## [Task directions]
Only the lines starting at the one that contains "What text is on this page?" and running to the end should be repeated, exactly as written.

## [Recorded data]

▼

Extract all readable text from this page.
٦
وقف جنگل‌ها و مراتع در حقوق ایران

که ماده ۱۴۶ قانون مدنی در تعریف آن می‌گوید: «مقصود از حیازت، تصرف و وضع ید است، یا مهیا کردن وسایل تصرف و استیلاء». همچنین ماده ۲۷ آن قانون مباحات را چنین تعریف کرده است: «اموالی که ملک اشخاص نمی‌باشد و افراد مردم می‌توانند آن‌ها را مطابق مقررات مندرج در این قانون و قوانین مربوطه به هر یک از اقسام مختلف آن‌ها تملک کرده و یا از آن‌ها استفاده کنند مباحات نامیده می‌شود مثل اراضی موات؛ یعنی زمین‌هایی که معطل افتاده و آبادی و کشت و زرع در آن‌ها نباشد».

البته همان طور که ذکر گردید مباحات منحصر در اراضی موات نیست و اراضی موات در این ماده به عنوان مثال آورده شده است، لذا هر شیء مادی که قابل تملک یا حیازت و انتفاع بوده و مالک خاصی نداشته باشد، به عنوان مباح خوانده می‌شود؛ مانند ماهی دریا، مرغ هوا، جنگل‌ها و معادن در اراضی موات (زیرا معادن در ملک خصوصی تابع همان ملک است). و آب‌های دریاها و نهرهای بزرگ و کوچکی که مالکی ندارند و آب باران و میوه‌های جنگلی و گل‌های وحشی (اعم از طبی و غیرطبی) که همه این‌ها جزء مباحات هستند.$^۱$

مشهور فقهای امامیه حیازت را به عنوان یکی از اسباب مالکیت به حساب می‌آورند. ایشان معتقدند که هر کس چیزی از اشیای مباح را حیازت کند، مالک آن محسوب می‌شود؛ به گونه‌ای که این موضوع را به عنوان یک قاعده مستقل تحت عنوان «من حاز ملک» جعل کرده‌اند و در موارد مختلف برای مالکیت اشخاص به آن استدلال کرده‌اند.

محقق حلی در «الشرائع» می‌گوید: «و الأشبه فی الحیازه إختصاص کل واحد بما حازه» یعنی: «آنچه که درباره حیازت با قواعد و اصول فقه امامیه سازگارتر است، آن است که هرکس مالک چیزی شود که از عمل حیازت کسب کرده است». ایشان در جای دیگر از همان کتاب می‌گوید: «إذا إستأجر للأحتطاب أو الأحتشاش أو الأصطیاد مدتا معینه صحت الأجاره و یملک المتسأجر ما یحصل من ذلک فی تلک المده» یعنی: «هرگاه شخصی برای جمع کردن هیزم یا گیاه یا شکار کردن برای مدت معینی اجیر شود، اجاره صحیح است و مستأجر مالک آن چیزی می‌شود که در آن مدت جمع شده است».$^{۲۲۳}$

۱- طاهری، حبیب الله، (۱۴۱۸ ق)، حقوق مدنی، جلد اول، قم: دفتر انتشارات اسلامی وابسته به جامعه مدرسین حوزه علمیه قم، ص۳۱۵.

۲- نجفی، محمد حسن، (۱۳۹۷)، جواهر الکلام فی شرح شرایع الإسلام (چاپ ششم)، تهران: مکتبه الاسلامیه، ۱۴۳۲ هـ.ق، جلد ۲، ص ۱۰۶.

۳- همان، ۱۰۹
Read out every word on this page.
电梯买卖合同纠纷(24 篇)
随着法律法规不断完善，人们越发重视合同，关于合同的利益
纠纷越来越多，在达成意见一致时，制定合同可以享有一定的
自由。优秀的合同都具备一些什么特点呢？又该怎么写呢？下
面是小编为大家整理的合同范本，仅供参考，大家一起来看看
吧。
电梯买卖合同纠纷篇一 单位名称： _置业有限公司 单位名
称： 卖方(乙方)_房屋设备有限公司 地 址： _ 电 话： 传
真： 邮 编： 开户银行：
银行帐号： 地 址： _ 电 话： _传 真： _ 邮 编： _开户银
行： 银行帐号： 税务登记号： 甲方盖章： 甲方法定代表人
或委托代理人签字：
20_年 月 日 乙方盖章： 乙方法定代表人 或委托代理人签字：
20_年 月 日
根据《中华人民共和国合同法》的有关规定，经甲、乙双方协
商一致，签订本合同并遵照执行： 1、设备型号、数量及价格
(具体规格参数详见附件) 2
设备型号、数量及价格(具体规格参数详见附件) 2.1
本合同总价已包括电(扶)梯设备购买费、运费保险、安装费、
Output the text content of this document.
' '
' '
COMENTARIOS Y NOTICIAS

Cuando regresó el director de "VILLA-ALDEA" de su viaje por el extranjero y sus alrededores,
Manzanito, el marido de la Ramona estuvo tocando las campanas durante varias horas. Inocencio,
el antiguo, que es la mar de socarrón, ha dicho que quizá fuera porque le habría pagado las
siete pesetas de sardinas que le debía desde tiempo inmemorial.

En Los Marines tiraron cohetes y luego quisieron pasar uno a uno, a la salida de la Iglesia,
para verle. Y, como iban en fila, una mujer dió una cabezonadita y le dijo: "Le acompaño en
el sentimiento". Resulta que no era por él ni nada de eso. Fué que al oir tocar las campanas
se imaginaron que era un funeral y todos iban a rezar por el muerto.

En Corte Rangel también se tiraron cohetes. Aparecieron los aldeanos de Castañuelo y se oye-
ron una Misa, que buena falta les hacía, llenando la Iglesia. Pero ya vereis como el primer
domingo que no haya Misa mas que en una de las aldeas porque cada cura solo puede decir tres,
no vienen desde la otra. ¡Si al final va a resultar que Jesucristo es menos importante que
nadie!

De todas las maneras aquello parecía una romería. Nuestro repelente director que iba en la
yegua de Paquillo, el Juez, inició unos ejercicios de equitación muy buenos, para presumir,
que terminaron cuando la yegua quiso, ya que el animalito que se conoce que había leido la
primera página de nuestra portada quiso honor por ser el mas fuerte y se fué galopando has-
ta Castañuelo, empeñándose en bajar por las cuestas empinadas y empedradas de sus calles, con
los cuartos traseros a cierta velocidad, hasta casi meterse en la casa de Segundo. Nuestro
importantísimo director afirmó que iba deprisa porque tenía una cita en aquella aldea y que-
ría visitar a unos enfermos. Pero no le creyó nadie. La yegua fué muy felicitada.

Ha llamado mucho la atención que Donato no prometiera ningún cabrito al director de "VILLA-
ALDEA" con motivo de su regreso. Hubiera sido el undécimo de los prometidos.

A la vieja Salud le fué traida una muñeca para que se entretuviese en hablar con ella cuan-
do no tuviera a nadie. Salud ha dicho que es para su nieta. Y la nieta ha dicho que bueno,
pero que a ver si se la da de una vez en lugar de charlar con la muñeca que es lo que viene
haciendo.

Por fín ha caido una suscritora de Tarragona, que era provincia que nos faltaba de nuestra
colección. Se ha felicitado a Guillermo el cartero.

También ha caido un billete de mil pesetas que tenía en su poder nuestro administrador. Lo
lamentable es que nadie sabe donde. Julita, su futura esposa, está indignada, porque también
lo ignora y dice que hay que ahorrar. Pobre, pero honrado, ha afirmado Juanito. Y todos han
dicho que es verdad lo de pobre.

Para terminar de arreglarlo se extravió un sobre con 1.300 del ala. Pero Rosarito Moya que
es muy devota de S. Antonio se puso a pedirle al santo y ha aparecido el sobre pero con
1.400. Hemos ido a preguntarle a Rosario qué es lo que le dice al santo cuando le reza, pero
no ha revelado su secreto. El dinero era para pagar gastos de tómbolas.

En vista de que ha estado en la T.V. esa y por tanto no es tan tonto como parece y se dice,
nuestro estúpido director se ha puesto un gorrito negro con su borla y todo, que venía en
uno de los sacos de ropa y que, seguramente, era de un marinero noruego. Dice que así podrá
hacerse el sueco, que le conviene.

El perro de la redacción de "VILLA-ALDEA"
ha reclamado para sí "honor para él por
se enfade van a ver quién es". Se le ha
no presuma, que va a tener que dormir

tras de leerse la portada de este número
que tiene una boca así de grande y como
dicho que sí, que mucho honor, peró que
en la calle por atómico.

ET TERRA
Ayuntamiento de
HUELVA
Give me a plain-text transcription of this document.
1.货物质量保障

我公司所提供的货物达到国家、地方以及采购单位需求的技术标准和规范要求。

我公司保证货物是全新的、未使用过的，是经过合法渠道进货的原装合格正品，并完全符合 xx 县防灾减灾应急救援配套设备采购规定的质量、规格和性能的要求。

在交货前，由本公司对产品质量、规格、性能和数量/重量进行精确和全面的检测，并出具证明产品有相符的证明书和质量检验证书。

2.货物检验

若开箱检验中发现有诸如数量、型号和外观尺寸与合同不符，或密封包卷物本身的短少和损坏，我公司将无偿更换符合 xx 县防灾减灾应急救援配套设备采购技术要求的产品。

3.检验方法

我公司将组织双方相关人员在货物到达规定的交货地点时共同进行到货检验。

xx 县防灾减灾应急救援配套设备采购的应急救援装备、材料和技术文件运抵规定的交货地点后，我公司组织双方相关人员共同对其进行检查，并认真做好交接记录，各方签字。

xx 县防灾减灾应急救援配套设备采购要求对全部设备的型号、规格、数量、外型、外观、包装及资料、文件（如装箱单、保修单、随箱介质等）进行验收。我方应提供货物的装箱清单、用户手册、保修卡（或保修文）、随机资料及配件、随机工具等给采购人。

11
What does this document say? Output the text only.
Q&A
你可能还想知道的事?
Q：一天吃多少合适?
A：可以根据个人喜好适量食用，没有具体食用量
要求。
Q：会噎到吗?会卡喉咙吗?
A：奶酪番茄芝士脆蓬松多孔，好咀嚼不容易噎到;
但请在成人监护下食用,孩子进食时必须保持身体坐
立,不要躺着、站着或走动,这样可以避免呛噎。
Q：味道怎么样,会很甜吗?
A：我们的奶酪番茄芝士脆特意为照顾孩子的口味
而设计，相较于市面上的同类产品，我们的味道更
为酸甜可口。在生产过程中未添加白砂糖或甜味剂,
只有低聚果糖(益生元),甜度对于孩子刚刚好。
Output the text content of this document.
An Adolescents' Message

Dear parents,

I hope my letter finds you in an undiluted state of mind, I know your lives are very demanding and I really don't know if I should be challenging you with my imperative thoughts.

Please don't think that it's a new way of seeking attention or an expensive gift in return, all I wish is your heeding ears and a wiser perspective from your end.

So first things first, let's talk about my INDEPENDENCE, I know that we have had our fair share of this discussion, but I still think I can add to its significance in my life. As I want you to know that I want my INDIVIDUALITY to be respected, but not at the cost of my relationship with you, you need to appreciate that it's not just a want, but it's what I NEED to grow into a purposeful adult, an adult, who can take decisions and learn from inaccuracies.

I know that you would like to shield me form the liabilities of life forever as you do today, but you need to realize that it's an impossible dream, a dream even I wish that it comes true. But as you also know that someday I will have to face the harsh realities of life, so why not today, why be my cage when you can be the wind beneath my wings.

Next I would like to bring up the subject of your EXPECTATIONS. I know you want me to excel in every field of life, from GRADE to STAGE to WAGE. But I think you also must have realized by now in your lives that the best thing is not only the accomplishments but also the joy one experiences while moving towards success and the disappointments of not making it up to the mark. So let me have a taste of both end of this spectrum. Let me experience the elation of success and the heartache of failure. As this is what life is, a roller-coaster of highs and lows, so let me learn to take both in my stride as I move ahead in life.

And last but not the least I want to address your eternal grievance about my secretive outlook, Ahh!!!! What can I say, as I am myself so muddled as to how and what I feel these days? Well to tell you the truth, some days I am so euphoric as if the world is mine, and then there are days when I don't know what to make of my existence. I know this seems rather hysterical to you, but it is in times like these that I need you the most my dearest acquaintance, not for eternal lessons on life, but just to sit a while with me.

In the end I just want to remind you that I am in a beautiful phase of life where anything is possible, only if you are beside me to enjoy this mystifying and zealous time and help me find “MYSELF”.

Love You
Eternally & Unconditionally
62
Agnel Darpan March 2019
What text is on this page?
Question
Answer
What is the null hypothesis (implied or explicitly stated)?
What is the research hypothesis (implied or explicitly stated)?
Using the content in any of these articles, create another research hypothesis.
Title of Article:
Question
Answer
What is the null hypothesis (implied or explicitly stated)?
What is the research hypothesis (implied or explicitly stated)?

▲

## [Response]
What text is on this page?
Question
Answer
What is the null hypothesis (implied or explicitly stated)?
What is the research hypothesis (implied or explicitly stated)?
Using the content in any of these articles, create another research hypothesis.
Title of Article:
Question
Answer
What is the null hypothesis (implied or explicitly stated)?
What is the research hypothesis (implied or explicitly stated)?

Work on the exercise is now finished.